- **What you need to do**
For each line below that contains the string "xlsx", copy that line.

Dataset records

········

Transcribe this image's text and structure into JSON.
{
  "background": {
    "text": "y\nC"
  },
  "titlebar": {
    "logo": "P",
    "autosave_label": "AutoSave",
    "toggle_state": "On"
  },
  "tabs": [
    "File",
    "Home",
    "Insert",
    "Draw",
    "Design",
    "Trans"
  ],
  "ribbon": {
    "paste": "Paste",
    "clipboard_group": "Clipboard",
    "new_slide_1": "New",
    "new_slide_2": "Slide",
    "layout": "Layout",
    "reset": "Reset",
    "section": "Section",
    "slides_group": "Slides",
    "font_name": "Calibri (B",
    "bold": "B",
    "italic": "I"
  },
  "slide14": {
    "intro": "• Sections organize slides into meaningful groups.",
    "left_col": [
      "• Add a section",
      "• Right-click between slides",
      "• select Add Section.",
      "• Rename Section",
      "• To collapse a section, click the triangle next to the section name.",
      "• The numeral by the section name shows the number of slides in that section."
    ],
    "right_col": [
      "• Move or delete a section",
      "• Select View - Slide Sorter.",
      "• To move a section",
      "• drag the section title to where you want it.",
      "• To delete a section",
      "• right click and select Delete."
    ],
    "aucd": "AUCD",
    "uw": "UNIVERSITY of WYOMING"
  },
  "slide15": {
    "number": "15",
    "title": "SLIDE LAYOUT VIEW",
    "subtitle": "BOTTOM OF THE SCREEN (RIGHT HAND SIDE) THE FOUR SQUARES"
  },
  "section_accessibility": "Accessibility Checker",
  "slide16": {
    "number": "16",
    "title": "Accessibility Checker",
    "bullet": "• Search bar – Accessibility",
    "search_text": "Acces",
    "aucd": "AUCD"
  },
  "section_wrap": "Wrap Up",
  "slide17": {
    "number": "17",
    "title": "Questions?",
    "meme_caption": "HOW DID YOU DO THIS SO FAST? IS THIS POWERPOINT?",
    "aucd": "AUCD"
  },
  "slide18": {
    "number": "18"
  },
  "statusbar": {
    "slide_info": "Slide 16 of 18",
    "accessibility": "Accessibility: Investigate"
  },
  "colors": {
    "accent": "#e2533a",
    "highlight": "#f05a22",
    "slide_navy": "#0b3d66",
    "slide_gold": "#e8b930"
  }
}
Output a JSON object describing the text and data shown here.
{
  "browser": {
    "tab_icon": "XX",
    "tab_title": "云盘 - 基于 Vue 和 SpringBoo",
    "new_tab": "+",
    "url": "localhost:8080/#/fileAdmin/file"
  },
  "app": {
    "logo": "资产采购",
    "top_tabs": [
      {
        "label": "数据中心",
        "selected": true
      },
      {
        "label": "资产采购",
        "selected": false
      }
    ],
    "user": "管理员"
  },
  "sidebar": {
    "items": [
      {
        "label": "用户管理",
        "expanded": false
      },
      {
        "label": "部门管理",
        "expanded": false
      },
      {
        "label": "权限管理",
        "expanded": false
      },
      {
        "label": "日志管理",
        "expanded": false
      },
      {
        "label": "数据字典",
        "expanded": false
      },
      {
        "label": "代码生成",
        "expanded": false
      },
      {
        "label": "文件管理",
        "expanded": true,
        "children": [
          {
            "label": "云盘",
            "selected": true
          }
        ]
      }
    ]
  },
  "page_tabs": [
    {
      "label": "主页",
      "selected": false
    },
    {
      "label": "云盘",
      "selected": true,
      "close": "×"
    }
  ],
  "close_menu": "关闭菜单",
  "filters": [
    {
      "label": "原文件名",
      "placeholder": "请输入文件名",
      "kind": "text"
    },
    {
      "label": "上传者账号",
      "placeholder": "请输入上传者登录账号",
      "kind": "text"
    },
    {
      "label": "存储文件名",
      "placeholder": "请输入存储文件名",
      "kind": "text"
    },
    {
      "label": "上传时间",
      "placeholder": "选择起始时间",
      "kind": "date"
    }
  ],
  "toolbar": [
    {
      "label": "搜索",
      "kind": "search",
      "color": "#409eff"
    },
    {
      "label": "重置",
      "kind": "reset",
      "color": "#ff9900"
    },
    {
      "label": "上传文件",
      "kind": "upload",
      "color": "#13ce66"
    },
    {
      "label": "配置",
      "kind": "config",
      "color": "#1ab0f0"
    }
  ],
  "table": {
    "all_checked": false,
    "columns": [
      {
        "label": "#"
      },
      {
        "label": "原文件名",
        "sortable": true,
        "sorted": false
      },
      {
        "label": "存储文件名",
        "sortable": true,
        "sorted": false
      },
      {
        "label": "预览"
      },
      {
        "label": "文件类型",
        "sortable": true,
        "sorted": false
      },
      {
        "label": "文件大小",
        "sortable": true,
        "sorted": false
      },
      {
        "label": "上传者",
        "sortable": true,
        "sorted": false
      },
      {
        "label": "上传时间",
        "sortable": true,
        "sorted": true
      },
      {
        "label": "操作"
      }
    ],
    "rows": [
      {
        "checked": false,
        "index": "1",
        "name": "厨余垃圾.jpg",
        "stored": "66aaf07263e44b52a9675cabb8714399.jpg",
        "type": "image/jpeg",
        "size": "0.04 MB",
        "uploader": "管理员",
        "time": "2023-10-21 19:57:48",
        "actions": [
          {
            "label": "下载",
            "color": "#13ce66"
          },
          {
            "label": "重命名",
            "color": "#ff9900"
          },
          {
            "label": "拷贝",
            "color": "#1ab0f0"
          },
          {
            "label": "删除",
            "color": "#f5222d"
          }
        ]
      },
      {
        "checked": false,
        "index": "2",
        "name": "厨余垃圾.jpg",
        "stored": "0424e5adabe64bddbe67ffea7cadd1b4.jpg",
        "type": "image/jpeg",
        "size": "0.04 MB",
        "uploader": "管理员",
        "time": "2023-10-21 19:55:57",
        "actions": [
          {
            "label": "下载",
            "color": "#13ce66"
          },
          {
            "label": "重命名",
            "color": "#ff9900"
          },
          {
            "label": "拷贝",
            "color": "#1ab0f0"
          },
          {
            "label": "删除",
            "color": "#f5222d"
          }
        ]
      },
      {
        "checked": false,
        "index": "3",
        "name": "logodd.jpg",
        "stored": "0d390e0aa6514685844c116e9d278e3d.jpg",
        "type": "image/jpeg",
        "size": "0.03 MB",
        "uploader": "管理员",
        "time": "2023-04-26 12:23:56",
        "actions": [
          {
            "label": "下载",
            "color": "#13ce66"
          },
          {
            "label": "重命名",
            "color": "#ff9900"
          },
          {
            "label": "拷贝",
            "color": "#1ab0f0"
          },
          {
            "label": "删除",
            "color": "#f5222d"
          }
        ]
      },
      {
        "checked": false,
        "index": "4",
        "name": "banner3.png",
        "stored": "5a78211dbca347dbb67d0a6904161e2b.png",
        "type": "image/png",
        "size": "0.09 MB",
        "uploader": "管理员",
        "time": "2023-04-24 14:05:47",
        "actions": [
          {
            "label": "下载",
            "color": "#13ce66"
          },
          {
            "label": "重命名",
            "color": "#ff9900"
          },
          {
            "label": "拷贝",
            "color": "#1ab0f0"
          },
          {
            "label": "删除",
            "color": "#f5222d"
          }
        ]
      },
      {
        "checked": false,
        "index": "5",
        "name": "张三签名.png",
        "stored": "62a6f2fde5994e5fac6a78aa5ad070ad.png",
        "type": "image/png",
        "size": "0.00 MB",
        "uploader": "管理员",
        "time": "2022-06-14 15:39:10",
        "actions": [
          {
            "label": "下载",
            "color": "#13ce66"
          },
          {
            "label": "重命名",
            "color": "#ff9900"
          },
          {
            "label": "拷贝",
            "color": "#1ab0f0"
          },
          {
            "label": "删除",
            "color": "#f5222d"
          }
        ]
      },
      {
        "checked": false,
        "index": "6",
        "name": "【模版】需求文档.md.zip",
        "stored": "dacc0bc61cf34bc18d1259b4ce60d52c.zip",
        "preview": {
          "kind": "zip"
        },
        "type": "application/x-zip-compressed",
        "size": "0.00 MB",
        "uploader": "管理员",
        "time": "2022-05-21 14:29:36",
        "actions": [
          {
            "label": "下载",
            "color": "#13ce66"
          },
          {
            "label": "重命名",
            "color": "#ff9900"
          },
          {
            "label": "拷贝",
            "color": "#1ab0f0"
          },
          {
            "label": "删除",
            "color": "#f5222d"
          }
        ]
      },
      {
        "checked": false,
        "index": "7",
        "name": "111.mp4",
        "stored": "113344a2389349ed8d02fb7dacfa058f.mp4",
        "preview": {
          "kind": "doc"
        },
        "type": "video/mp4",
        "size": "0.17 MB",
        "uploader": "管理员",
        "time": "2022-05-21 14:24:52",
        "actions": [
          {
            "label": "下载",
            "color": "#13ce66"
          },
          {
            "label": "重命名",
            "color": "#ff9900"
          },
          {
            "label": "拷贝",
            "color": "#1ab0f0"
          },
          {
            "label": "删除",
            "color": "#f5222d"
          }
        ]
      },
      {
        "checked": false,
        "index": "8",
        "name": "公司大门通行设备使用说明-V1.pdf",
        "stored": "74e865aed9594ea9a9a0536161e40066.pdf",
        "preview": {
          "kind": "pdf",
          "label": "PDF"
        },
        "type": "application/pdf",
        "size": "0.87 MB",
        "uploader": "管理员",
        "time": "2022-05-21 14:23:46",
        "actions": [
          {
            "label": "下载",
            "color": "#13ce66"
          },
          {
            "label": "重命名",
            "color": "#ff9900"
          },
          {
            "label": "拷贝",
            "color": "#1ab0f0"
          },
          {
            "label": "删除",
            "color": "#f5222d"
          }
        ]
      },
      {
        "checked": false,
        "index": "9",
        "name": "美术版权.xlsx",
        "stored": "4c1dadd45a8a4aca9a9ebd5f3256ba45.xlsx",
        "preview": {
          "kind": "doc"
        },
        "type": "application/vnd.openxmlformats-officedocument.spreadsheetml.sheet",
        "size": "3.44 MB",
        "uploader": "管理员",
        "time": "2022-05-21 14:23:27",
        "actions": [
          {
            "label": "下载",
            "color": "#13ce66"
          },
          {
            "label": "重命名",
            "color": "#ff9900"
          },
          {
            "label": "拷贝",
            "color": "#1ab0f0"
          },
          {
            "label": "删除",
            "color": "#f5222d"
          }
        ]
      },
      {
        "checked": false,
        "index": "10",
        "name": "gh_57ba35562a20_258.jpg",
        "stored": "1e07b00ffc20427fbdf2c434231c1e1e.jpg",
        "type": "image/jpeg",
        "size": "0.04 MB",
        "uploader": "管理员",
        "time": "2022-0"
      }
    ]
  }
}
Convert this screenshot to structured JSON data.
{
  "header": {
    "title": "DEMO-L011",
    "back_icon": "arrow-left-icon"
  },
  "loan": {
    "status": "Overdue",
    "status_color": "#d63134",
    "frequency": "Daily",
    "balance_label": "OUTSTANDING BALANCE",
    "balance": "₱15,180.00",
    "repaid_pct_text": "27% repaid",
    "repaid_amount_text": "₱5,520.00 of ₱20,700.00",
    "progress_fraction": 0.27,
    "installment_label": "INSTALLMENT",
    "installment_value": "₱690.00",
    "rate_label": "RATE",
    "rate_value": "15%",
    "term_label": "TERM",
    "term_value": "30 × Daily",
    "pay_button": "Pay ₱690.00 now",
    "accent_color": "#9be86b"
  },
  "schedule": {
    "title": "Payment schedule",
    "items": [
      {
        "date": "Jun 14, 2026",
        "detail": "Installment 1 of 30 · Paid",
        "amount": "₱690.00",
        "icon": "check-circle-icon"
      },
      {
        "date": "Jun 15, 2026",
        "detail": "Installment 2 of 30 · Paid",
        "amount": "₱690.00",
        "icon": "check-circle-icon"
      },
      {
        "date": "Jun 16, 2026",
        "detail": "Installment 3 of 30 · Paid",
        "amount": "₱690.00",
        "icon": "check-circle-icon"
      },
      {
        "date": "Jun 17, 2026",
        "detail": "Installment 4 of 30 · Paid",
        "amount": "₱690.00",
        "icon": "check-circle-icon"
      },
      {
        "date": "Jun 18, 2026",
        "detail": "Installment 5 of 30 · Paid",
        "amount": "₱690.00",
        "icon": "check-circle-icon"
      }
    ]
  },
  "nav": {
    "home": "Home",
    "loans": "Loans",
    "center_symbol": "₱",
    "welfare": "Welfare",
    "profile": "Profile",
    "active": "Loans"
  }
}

········

- **Complete output**
        "name": "美术版权.xlsx",
        "stored": "4c1dadd45a8a4aca9a9ebd5f3256ba45.xlsx",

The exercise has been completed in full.